**RECORD LIST:**
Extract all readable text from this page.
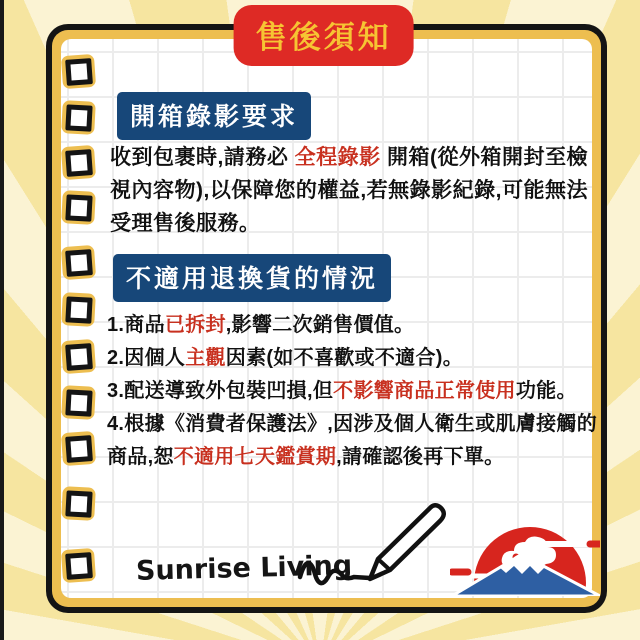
售後須知
開箱錄影要求

收到包裹時,請務必 全程錄影 開箱(從外箱開封至檢視內容物),以保障您的權益,若無錄影紀錄,可能無法受理售後服務。

不適用退換貨的情況
1.商品已拆封,影響二次銷售價值。
2.因個人主觀因素(如不喜歡或不適合)。
3.配送導致外包裝凹損,但不影響商品正常使用功能。
4.根據《消費者保護法》,因涉及個人衛生或肌膚接觸的商品,恕不適用七天鑑賞期,請確認後再下單。
Sunrise Living
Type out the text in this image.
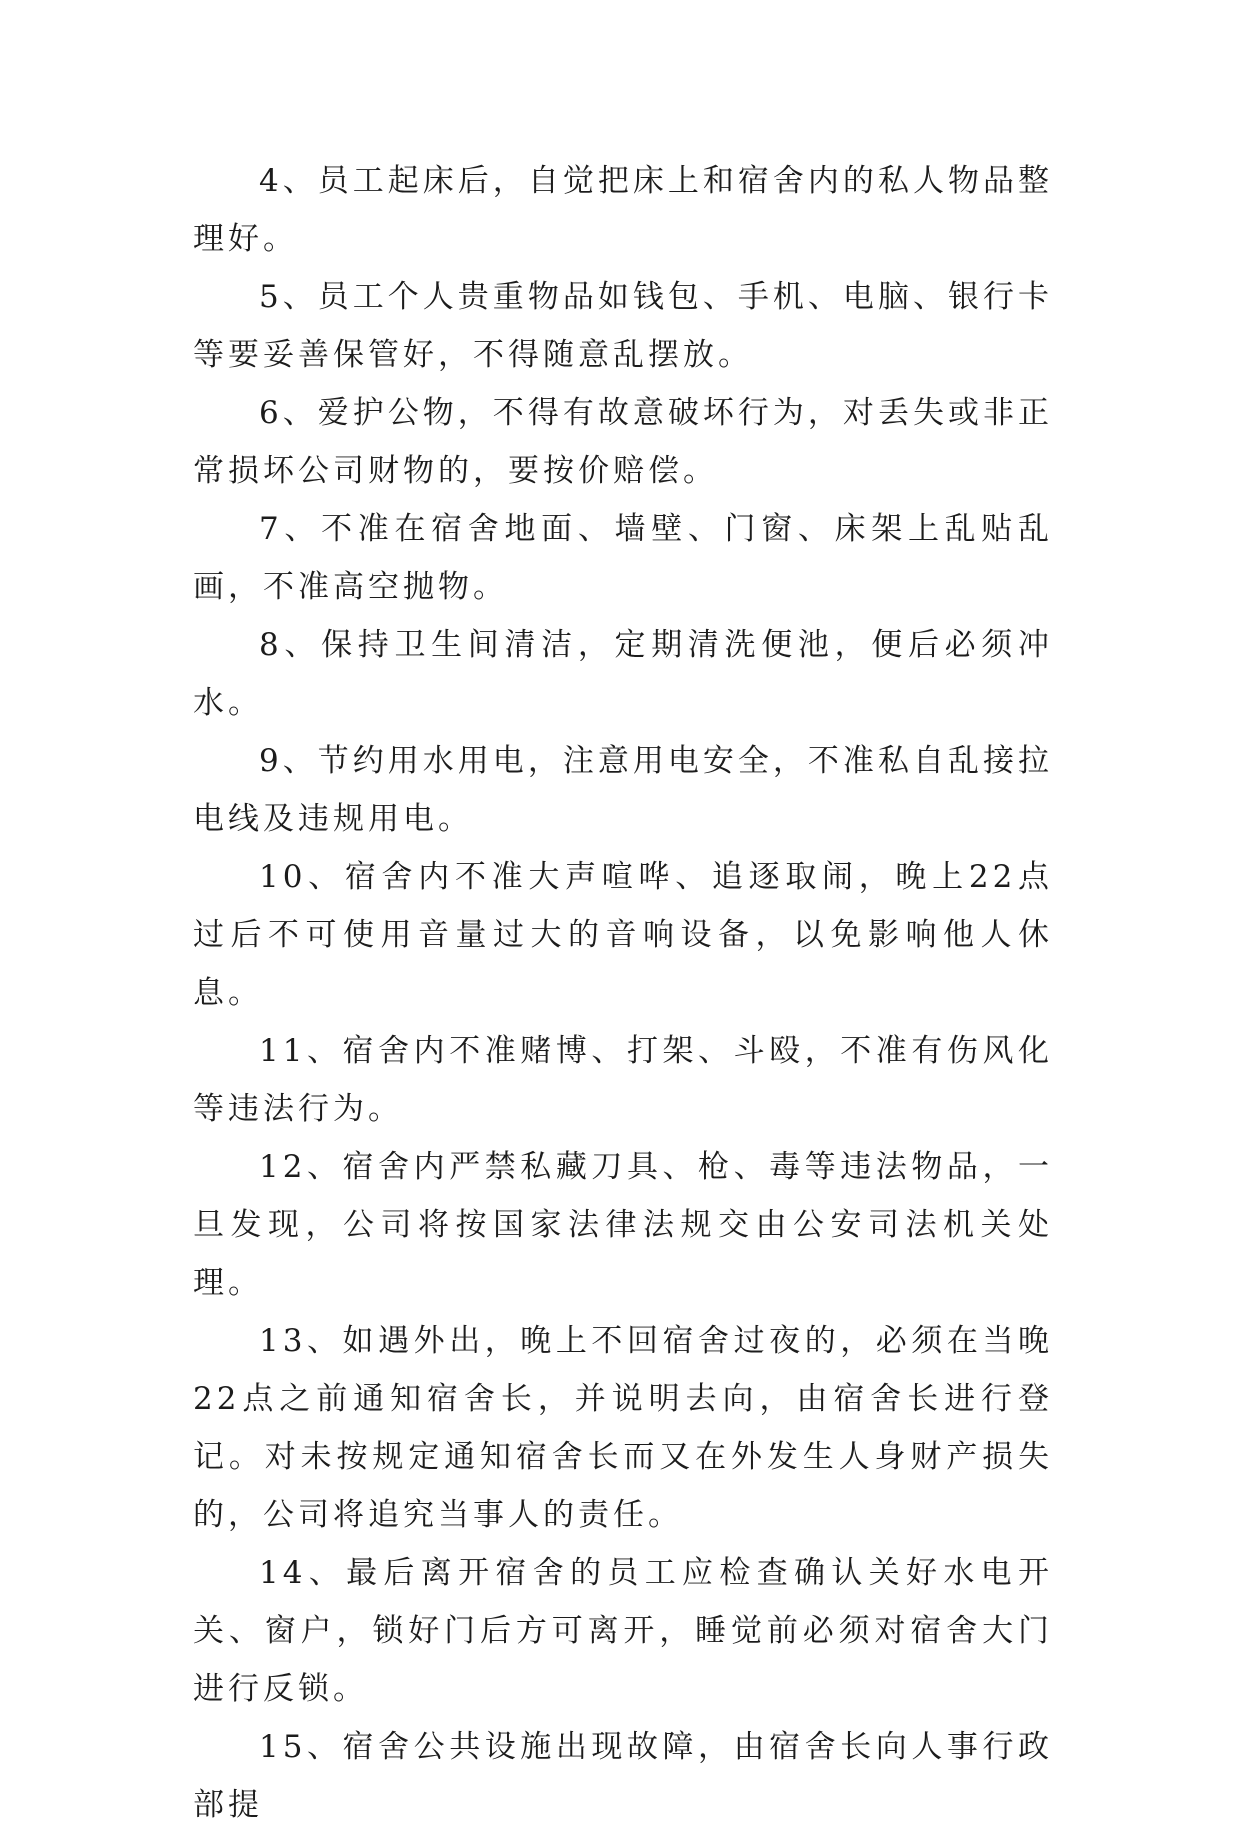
4、员工起床后，自觉把床上和宿舍内的私人物品整理好。

5、员工个人贵重物品如钱包、手机、电脑、银行卡等要妥善保管好，不得随意乱摆放。

6、爱护公物，不得有故意破坏行为，对丢失或非正常损坏公司财物的，要按价赔偿。

7、不准在宿舍地面、墙壁、门窗、床架上乱贴乱画，不准高空抛物。

8、保持卫生间清洁，定期清洗便池，便后必须冲水。

9、节约用水用电，注意用电安全，不准私自乱接拉电线及违规用电。

10、宿舍内不准大声喧哗、追逐取闹，晚上22点过后不可使用音量过大的音响设备，以免影响他人休息。

11、宿舍内不准赌博、打架、斗殴，不准有伤风化等违法行为。

12、宿舍内严禁私藏刀具、枪、毒等违法物品，一旦发现，公司将按国家法律法规交由公安司法机关处理。

13、如遇外出，晚上不回宿舍过夜的，必须在当晚22点之前通知宿舍长，并说明去向，由宿舍长进行登记。对未按规定通知宿舍长而又在外发生人身财产损失的，公司将追究当事人的责任。

14、最后离开宿舍的员工应检查确认关好水电开关、窗户，锁好门后方可离开，睡觉前必须对宿舍大门进行反锁。

15、宿舍公共设施出现故障，由宿舍长向人事行政部提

**CHALLENGE:** Take the entries shown above and quote them verbatim, passing over the pictures.

**TASK RESPONSE:**
Extract all readable text from this page.
售後須知
開箱錄影要求

收到包裹時,請務必 全程錄影 開箱(從外箱開封至檢視內容物),以保障您的權益,若無錄影紀錄,可能無法受理售後服務。

不適用退換貨的情況
1.商品已拆封,影響二次銷售價值。
2.因個人主觀因素(如不喜歡或不適合)。
3.配送導致外包裝凹損,但不影響商品正常使用功能。
4.根據《消費者保護法》,因涉及個人衛生或肌膚接觸的商品,恕不適用七天鑑賞期,請確認後再下單。
Sunrise Living
Type out the text in this image.
4、员工起床后，自觉把床上和宿舍内的私人物品整理好。

5、员工个人贵重物品如钱包、手机、电脑、银行卡等要妥善保管好，不得随意乱摆放。

6、爱护公物，不得有故意破坏行为，对丢失或非正常损坏公司财物的，要按价赔偿。

7、不准在宿舍地面、墙壁、门窗、床架上乱贴乱画，不准高空抛物。

8、保持卫生间清洁，定期清洗便池，便后必须冲水。

9、节约用水用电，注意用电安全，不准私自乱接拉电线及违规用电。

10、宿舍内不准大声喧哗、追逐取闹，晚上22点过后不可使用音量过大的音响设备，以免影响他人休息。

11、宿舍内不准赌博、打架、斗殴，不准有伤风化等违法行为。

12、宿舍内严禁私藏刀具、枪、毒等违法物品，一旦发现，公司将按国家法律法规交由公安司法机关处理。

13、如遇外出，晚上不回宿舍过夜的，必须在当晚22点之前通知宿舍长，并说明去向，由宿舍长进行登记。对未按规定通知宿舍长而又在外发生人身财产损失的，公司将追究当事人的责任。

14、最后离开宿舍的员工应检查确认关好水电开关、窗户，锁好门后方可离开，睡觉前必须对宿舍大门进行反锁。

15、宿舍公共设施出现故障，由宿舍长向人事行政部提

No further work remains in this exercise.